→ DATASET EXCERPTS:
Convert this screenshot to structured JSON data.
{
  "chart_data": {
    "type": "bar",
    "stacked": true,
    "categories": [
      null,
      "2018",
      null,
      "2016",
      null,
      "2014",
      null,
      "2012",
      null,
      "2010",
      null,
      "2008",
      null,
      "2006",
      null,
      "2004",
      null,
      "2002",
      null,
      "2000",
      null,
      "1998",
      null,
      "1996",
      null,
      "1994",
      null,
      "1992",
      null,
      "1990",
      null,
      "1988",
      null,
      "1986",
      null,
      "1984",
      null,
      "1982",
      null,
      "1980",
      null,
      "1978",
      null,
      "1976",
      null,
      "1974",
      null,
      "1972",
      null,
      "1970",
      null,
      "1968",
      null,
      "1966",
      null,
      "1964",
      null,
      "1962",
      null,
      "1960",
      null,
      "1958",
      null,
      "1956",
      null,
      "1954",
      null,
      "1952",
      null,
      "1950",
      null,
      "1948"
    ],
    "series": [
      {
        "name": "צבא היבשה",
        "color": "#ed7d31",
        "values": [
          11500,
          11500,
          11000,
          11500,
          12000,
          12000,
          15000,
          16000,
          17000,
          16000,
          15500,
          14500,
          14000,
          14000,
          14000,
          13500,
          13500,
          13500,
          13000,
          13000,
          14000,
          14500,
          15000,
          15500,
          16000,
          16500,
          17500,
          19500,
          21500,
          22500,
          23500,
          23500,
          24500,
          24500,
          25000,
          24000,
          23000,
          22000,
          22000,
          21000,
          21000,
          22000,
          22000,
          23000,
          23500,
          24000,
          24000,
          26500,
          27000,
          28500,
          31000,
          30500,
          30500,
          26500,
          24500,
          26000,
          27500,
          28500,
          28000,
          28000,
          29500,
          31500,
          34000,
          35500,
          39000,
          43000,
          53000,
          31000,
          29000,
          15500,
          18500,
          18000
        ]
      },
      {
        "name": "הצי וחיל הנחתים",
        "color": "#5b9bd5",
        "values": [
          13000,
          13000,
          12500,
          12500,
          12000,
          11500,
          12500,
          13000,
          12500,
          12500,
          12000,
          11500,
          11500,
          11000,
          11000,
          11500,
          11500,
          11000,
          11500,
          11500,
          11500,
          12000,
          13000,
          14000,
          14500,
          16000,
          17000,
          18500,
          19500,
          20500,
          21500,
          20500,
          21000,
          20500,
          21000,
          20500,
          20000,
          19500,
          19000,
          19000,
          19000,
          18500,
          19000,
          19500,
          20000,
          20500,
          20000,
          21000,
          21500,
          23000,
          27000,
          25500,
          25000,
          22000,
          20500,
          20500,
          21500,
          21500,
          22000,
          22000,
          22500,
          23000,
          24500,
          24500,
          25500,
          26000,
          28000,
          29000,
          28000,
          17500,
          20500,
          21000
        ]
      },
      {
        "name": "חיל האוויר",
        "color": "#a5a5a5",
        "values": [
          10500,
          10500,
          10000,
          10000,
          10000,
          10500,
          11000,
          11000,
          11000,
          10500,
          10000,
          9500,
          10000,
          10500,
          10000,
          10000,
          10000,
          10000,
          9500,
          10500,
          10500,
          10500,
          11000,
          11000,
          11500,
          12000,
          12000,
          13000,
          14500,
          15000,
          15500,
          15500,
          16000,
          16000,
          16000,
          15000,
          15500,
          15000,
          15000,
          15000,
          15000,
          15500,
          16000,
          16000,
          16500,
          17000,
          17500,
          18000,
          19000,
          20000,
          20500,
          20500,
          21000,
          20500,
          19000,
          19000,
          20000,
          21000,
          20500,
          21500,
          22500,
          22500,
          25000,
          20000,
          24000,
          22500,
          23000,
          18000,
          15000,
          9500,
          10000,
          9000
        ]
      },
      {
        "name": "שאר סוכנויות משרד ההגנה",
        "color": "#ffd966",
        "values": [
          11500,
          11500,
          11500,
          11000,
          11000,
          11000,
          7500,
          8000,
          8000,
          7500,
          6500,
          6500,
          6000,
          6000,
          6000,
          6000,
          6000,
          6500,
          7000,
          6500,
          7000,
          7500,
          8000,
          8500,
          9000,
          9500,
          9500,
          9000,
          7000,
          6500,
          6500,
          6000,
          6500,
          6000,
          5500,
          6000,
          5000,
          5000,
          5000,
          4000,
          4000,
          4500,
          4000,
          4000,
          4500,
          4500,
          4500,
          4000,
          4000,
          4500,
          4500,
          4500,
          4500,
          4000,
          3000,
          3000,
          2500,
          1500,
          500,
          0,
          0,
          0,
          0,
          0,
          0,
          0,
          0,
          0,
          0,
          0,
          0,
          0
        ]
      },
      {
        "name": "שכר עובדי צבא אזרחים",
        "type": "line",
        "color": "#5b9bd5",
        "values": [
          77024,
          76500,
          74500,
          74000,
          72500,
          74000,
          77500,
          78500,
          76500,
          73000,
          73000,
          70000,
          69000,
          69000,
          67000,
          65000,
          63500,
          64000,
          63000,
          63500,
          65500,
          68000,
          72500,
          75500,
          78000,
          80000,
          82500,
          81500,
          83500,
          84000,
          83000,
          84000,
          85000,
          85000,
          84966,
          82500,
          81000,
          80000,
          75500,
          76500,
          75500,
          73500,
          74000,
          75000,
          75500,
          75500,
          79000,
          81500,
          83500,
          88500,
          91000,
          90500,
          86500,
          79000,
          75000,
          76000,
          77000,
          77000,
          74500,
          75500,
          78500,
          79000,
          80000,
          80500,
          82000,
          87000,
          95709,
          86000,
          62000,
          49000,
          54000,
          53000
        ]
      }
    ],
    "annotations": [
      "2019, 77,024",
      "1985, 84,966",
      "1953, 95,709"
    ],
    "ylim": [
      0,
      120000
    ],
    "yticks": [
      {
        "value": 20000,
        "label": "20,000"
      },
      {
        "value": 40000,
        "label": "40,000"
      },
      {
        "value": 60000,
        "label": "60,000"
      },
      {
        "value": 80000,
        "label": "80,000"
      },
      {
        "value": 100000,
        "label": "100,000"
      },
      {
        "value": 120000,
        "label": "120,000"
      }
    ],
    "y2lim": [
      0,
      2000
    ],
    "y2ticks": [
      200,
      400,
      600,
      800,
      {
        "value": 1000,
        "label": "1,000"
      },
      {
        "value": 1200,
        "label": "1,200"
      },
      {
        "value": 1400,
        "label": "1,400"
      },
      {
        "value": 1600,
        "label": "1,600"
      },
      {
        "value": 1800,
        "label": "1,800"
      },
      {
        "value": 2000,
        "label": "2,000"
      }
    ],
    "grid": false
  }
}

→ SHORT PROBLEM: Copy out each record, keeping every word as it is.

→ ANSWER FOR THE TASK:
Convert this screenshot to structured JSON data.
{
  "chart_data": {
    "type": "bar",
    "stacked": true,
    "categories": [
      null,
      "2018",
      null,
      "2016",
      null,
      "2014",
      null,
      "2012",
      null,
      "2010",
      null,
      "2008",
      null,
      "2006",
      null,
      "2004",
      null,
      "2002",
      null,
      "2000",
      null,
      "1998",
      null,
      "1996",
      null,
      "1994",
      null,
      "1992",
      null,
      "1990",
      null,
      "1988",
      null,
      "1986",
      null,
      "1984",
      null,
      "1982",
      null,
      "1980",
      null,
      "1978",
      null,
      "1976",
      null,
      "1974",
      null,
      "1972",
      null,
      "1970",
      null,
      "1968",
      null,
      "1966",
      null,
      "1964",
      null,
      "1962",
      null,
      "1960",
      null,
      "1958",
      null,
      "1956",
      null,
      "1954",
      null,
      "1952",
      null,
      "1950",
      null,
      "1948"
    ],
    "series": [
      {
        "name": "צבא היבשה",
        "color": "#ed7d31",
        "values": [
          11500,
          11500,
          11000,
          11500,
          12000,
          12000,
          15000,
          16000,
          17000,
          16000,
          15500,
          14500,
          14000,
          14000,
          14000,
          13500,
          13500,
          13500,
          13000,
          13000,
          14000,
          14500,
          15000,
          15500,
          16000,
          16500,
          17500,
          19500,
          21500,
          22500,
          23500,
          23500,
          24500,
          24500,
          25000,
          24000,
          23000,
          22000,
          22000,
          21000,
          21000,
          22000,
          22000,
          23000,
          23500,
          24000,
          24000,
          26500,
          27000,
          28500,
          31000,
          30500,
          30500,
          26500,
          24500,
          26000,
          27500,
          28500,
          28000,
          28000,
          29500,
          31500,
          34000,
          35500,
          39000,
          43000,
          53000,
          31000,
          29000,
          15500,
          18500,
          18000
        ]
      },
      {
        "name": "הצי וחיל הנחתים",
        "color": "#5b9bd5",
        "values": [
          13000,
          13000,
          12500,
          12500,
          12000,
          11500,
          12500,
          13000,
          12500,
          12500,
          12000,
          11500,
          11500,
          11000,
          11000,
          11500,
          11500,
          11000,
          11500,
          11500,
          11500,
          12000,
          13000,
          14000,
          14500,
          16000,
          17000,
          18500,
          19500,
          20500,
          21500,
          20500,
          21000,
          20500,
          21000,
          20500,
          20000,
          19500,
          19000,
          19000,
          19000,
          18500,
          19000,
          19500,
          20000,
          20500,
          20000,
          21000,
          21500,
          23000,
          27000,
          25500,
          25000,
          22000,
          20500,
          20500,
          21500,
          21500,
          22000,
          22000,
          22500,
          23000,
          24500,
          24500,
          25500,
          26000,
          28000,
          29000,
          28000,
          17500,
          20500,
          21000
        ]
      },
      {
        "name": "חיל האוויר",
        "color": "#a5a5a5",
        "values": [
          10500,
          10500,
          10000,
          10000,
          10000,
          10500,
          11000,
          11000,
          11000,
          10500,
          10000,
          9500,
          10000,
          10500,
          10000,
          10000,
          10000,
          10000,
          9500,
          10500,
          10500,
          10500,
          11000,
          11000,
          11500,
          12000,
          12000,
          13000,
          14500,
          15000,
          15500,
          15500,
          16000,
          16000,
          16000,
          15000,
          15500,
          15000,
          15000,
          15000,
          15000,
          15500,
          16000,
          16000,
          16500,
          17000,
          17500,
          18000,
          19000,
          20000,
          20500,
          20500,
          21000,
          20500,
          19000,
          19000,
          20000,
          21000,
          20500,
          21500,
          22500,
          22500,
          25000,
          20000,
          24000,
          22500,
          23000,
          18000,
          15000,
          9500,
          10000,
          9000
        ]
      },
      {
        "name": "שאר סוכנויות משרד ההגנה",
        "color": "#ffd966",
        "values": [
          11500,
          11500,
          11500,
          11000,
          11000,
          11000,
          7500,
          8000,
          8000,
          7500,
          6500,
          6500,
          6000,
          6000,
          6000,
          6000,
          6000,
          6500,
          7000,
          6500,
          7000,
          7500,
          8000,
          8500,
          9000,
          9500,
          9500,
          9000,
          7000,
          6500,
          6500,
          6000,
          6500,
          6000,
          5500,
          6000,
          5000,
          5000,
          5000,
          4000,
          4000,
          4500,
          4000,
          4000,
          4500,
          4500,
          4500,
          4000,
          4000,
          4500,
          4500,
          4500,
          4500,
          4000,
          3000,
          3000,
          2500,
          1500,
          500,
          0,
          0,
          0,
          0,
          0,
          0,
          0,
          0,
          0,
          0,
          0,
          0,
          0
        ]
      },
      {
        "name": "שכר עובדי צבא אזרחים",
        "type": "line",
        "color": "#5b9bd5",
        "values": [
          77024,
          76500,
          74500,
          74000,
          72500,
          74000,
          77500,
          78500,
          76500,
          73000,
          73000,
          70000,
          69000,
          69000,
          67000,
          65000,
          63500,
          64000,
          63000,
          63500,
          65500,
          68000,
          72500,
          75500,
          78000,
          80000,
          82500,
          81500,
          83500,
          84000,
          83000,
          84000,
          85000,
          85000,
          84966,
          82500,
          81000,
          80000,
          75500,
          76500,
          75500,
          73500,
          74000,
          75000,
          75500,
          75500,
          79000,
          81500,
          83500,
          88500,
          91000,
          90500,
          86500,
          79000,
          75000,
          76000,
          77000,
          77000,
          74500,
          75500,
          78500,
          79000,
          80000,
          80500,
          82000,
          87000,
          95709,
          86000,
          62000,
          49000,
          54000,
          53000
        ]
      }
    ],
    "annotations": [
      "2019, 77,024",
      "1985, 84,966",
      "1953, 95,709"
    ],
    "ylim": [
      0,
      120000
    ],
    "yticks": [
      {
        "value": 20000,
        "label": "20,000"
      },
      {
        "value": 40000,
        "label": "40,000"
      },
      {
        "value": 60000,
        "label": "60,000"
      },
      {
        "value": 80000,
        "label": "80,000"
      },
      {
        "value": 100000,
        "label": "100,000"
      },
      {
        "value": 120000,
        "label": "120,000"
      }
    ],
    "y2lim": [
      0,
      2000
    ],
    "y2ticks": [
      200,
      400,
      600,
      800,
      {
        "value": 1000,
        "label": "1,000"
      },
      {
        "value": 1200,
        "label": "1,200"
      },
      {
        "value": 1400,
        "label": "1,400"
      },
      {
        "value": 1600,
        "label": "1,600"
      },
      {
        "value": 1800,
        "label": "1,800"
      },
      {
        "value": 2000,
        "label": "2,000"
      }
    ],
    "grid": false
  }
}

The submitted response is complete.